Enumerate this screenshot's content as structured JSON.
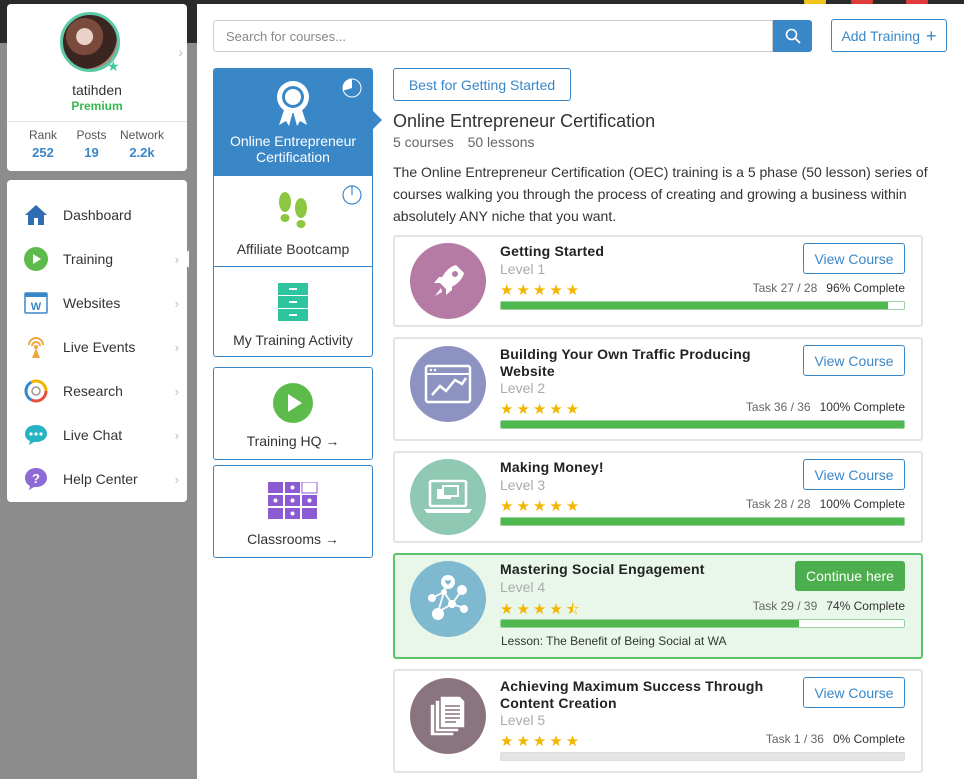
{
  "colors": {
    "accent": "#3a87c7",
    "success": "#4fb84f",
    "premium": "#35b84f"
  },
  "profile": {
    "username": "tatihden",
    "membership": "Premium",
    "stats": [
      {
        "label": "Rank",
        "value": "252"
      },
      {
        "label": "Posts",
        "value": "19"
      },
      {
        "label": "Network",
        "value": "2.2k"
      }
    ]
  },
  "nav": {
    "items": [
      {
        "label": "Dashboard",
        "icon": "house-icon",
        "chevron": false
      },
      {
        "label": "Training",
        "icon": "play-icon",
        "chevron": true,
        "active": true
      },
      {
        "label": "Websites",
        "icon": "website-icon",
        "chevron": true
      },
      {
        "label": "Live Events",
        "icon": "broadcast-icon",
        "chevron": true
      },
      {
        "label": "Research",
        "icon": "research-icon",
        "chevron": true
      },
      {
        "label": "Live Chat",
        "icon": "chat-icon",
        "chevron": true
      },
      {
        "label": "Help Center",
        "icon": "help-icon",
        "chevron": true
      }
    ]
  },
  "search": {
    "placeholder": "Search for courses..."
  },
  "toolbar": {
    "add_training": "Add Training"
  },
  "categories": {
    "oec": "Online Entrepreneur Certification",
    "bootcamp": "Affiliate Bootcamp",
    "activity": "My Training Activity",
    "hq": "Training HQ",
    "classrooms": "Classrooms",
    "arrow": "→"
  },
  "main": {
    "best_button": "Best for Getting Started",
    "title": "Online Entrepreneur Certification",
    "courses_count": "5 courses",
    "lessons_count": "50 lessons",
    "description": "The Online Entrepreneur Certification (OEC) training is a 5 phase (50 lesson) series of courses walking you through the process of creating and growing a business within absolutely ANY niche that you want."
  },
  "courses": [
    {
      "name": "Getting Started",
      "level": "Level 1",
      "tasks": "Task 27 / 28",
      "percent_label": "96% Complete",
      "progress": 0.96,
      "stars": "★★★★★",
      "button": "View Course",
      "icon": "rocket-icon"
    },
    {
      "name": "Building Your Own Traffic Producing Website",
      "level": "Level 2",
      "tasks": "Task 36 / 36",
      "percent_label": "100% Complete",
      "progress": 1.0,
      "stars": "★★★★★",
      "button": "View Course",
      "icon": "website-chart-icon"
    },
    {
      "name": "Making Money!",
      "level": "Level 3",
      "tasks": "Task 28 / 28",
      "percent_label": "100% Complete",
      "progress": 1.0,
      "stars": "★★★★★",
      "button": "View Course",
      "icon": "laptop-payment-icon"
    },
    {
      "name": "Mastering Social Engagement",
      "level": "Level 4",
      "tasks": "Task 29 / 39",
      "percent_label": "74% Complete",
      "progress": 0.74,
      "stars": "★★★★⯪",
      "button": "Continue here",
      "lesson": "Lesson: The Benefit of Being Social at WA",
      "icon": "social-network-icon"
    },
    {
      "name": "Achieving Maximum Success Through Content Creation",
      "level": "Level 5",
      "tasks": "Task 1 / 36",
      "percent_label": "0% Complete",
      "progress": 0.0,
      "stars": "★★★★★",
      "button": "View Course",
      "icon": "documents-icon"
    }
  ]
}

Exercise instructions:
Print each entry shown above with exact wording and no pictures.

Response to this task:
Enumerate this screenshot's content as structured JSON.
{
  "colors": {
    "accent": "#3a87c7",
    "success": "#4fb84f",
    "premium": "#35b84f"
  },
  "profile": {
    "username": "tatihden",
    "membership": "Premium",
    "stats": [
      {
        "label": "Rank",
        "value": "252"
      },
      {
        "label": "Posts",
        "value": "19"
      },
      {
        "label": "Network",
        "value": "2.2k"
      }
    ]
  },
  "nav": {
    "items": [
      {
        "label": "Dashboard",
        "icon": "house-icon",
        "chevron": false
      },
      {
        "label": "Training",
        "icon": "play-icon",
        "chevron": true,
        "active": true
      },
      {
        "label": "Websites",
        "icon": "website-icon",
        "chevron": true
      },
      {
        "label": "Live Events",
        "icon": "broadcast-icon",
        "chevron": true
      },
      {
        "label": "Research",
        "icon": "research-icon",
        "chevron": true
      },
      {
        "label": "Live Chat",
        "icon": "chat-icon",
        "chevron": true
      },
      {
        "label": "Help Center",
        "icon": "help-icon",
        "chevron": true
      }
    ]
  },
  "search": {
    "placeholder": "Search for courses..."
  },
  "toolbar": {
    "add_training": "Add Training"
  },
  "categories": {
    "oec": "Online Entrepreneur Certification",
    "bootcamp": "Affiliate Bootcamp",
    "activity": "My Training Activity",
    "hq": "Training HQ",
    "classrooms": "Classrooms",
    "arrow": "→"
  },
  "main": {
    "best_button": "Best for Getting Started",
    "title": "Online Entrepreneur Certification",
    "courses_count": "5 courses",
    "lessons_count": "50 lessons",
    "description": "The Online Entrepreneur Certification (OEC) training is a 5 phase (50 lesson) series of courses walking you through the process of creating and growing a business within absolutely ANY niche that you want."
  },
  "courses": [
    {
      "name": "Getting Started",
      "level": "Level 1",
      "tasks": "Task 27 / 28",
      "percent_label": "96% Complete",
      "progress": 0.96,
      "stars": "★★★★★",
      "button": "View Course",
      "icon": "rocket-icon"
    },
    {
      "name": "Building Your Own Traffic Producing Website",
      "level": "Level 2",
      "tasks": "Task 36 / 36",
      "percent_label": "100% Complete",
      "progress": 1.0,
      "stars": "★★★★★",
      "button": "View Course",
      "icon": "website-chart-icon"
    },
    {
      "name": "Making Money!",
      "level": "Level 3",
      "tasks": "Task 28 / 28",
      "percent_label": "100% Complete",
      "progress": 1.0,
      "stars": "★★★★★",
      "button": "View Course",
      "icon": "laptop-payment-icon"
    },
    {
      "name": "Mastering Social Engagement",
      "level": "Level 4",
      "tasks": "Task 29 / 39",
      "percent_label": "74% Complete",
      "progress": 0.74,
      "stars": "★★★★⯪",
      "button": "Continue here",
      "lesson": "Lesson: The Benefit of Being Social at WA",
      "icon": "social-network-icon"
    },
    {
      "name": "Achieving Maximum Success Through Content Creation",
      "level": "Level 5",
      "tasks": "Task 1 / 36",
      "percent_label": "0% Complete",
      "progress": 0.0,
      "stars": "★★★★★",
      "button": "View Course",
      "icon": "documents-icon"
    }
  ]
}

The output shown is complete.